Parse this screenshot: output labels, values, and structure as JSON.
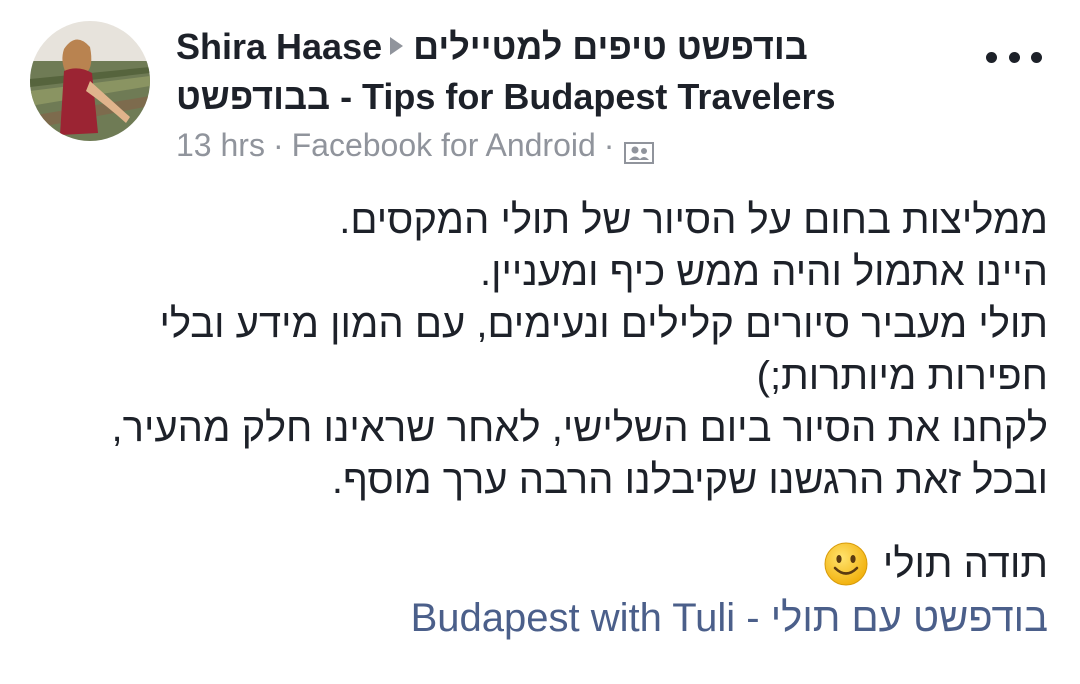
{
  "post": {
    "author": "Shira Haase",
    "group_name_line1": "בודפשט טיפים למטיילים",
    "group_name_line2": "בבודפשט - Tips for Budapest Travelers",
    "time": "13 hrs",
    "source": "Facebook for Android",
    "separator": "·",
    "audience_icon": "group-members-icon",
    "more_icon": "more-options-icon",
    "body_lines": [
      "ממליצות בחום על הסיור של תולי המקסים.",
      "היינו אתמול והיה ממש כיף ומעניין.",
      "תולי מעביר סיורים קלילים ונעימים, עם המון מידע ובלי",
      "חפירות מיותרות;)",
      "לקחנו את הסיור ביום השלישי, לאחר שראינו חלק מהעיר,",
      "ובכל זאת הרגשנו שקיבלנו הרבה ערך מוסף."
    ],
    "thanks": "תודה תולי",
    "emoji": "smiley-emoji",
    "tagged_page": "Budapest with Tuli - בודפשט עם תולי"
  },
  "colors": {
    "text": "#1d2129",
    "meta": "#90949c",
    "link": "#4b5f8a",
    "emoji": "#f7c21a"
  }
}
━━━━━━━━━━━━━━━━━━━━
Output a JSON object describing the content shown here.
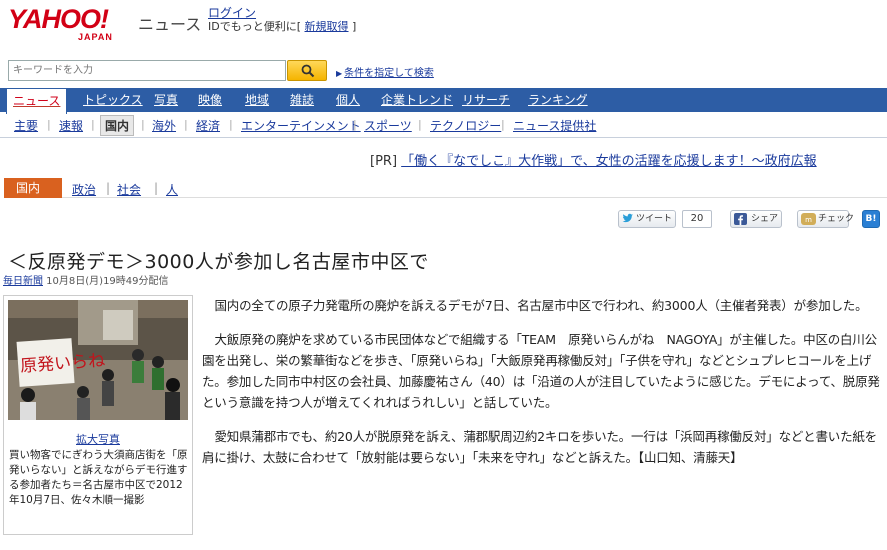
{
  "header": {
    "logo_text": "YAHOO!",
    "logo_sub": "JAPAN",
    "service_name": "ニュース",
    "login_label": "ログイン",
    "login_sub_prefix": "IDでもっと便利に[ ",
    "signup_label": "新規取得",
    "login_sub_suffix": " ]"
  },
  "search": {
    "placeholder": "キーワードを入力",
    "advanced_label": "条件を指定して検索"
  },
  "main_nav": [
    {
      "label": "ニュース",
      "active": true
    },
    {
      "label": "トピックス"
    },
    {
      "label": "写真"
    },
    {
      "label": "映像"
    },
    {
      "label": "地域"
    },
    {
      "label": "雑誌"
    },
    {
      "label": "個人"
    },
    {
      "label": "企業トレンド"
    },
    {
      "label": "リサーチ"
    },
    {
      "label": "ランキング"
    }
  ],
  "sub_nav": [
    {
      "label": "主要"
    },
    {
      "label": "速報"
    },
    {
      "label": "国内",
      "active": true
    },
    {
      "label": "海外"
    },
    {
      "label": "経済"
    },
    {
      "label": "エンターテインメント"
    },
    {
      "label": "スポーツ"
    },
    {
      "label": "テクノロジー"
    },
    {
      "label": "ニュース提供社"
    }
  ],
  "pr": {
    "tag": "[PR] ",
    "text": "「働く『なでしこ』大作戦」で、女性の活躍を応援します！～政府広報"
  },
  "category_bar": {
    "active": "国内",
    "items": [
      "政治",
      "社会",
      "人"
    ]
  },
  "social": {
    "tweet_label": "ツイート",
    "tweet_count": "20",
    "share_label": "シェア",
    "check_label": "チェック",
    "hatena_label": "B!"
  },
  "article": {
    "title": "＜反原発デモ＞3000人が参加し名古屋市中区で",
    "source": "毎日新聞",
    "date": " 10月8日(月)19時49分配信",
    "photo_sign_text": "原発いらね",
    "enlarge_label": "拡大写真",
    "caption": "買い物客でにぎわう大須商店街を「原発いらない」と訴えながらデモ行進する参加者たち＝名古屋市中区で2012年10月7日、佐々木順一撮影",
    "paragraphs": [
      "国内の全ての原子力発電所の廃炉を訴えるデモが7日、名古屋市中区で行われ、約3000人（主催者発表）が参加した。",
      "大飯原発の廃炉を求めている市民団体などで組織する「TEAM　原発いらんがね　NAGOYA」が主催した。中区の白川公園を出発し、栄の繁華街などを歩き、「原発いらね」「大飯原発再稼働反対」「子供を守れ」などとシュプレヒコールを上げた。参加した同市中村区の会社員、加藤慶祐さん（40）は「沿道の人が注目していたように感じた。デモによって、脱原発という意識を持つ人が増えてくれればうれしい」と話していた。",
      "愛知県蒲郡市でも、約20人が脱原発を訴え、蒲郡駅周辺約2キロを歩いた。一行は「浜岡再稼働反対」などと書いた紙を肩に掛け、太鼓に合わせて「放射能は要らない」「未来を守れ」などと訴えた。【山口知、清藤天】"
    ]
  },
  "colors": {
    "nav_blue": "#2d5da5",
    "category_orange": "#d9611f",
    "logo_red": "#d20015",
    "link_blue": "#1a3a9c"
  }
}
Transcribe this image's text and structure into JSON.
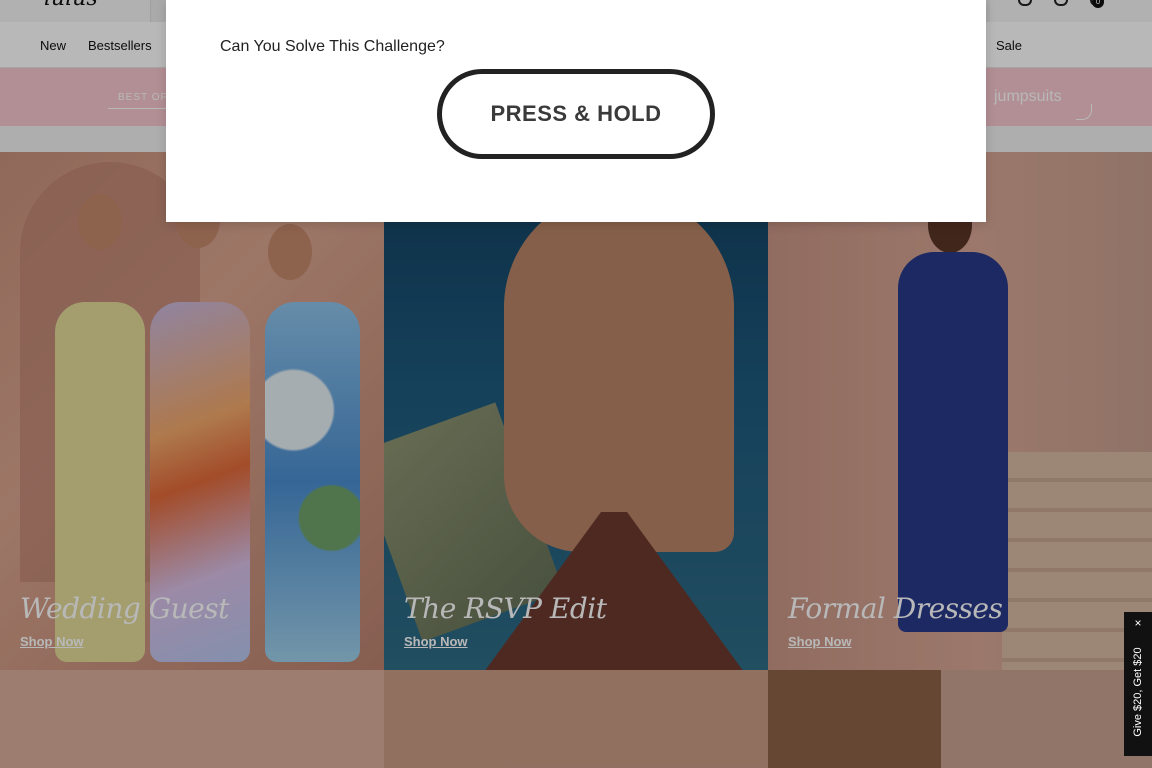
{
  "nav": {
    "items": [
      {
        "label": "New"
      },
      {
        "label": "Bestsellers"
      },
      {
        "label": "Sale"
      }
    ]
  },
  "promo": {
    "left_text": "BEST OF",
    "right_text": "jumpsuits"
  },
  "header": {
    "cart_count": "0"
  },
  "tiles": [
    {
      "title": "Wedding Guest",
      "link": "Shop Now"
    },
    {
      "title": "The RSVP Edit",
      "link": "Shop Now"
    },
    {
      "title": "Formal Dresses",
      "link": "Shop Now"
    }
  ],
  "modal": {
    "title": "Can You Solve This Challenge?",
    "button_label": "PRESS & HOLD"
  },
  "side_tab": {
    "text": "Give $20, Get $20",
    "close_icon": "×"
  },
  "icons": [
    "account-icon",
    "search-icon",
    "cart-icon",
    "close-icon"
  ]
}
━━━━━━━━━━━━━━━━━━━━
#### TASK TO COMPLETE:
Copy out every line where the word "原発いらね" occurs.

#### RESULT FOR THIS TASK:
    "photo_sign_text": "原発いらね",
      "大飯原発の廃炉を求めている市民団体などで組織する「TEAM　原発いらんがね　NAGOYA」が主催した。中区の白川公園を出発し、栄の繁華街などを歩き、「原発いらね」「大飯原発再稼働反対」「子供を守れ」などとシュプレヒコールを上げた。参加した同市中村区の会社員、加藤慶祐さん（40）は「沿道の人が注目していたように感じた。デモによって、脱原発という意識を持つ人が増えてくれればうれしい」と話していた。",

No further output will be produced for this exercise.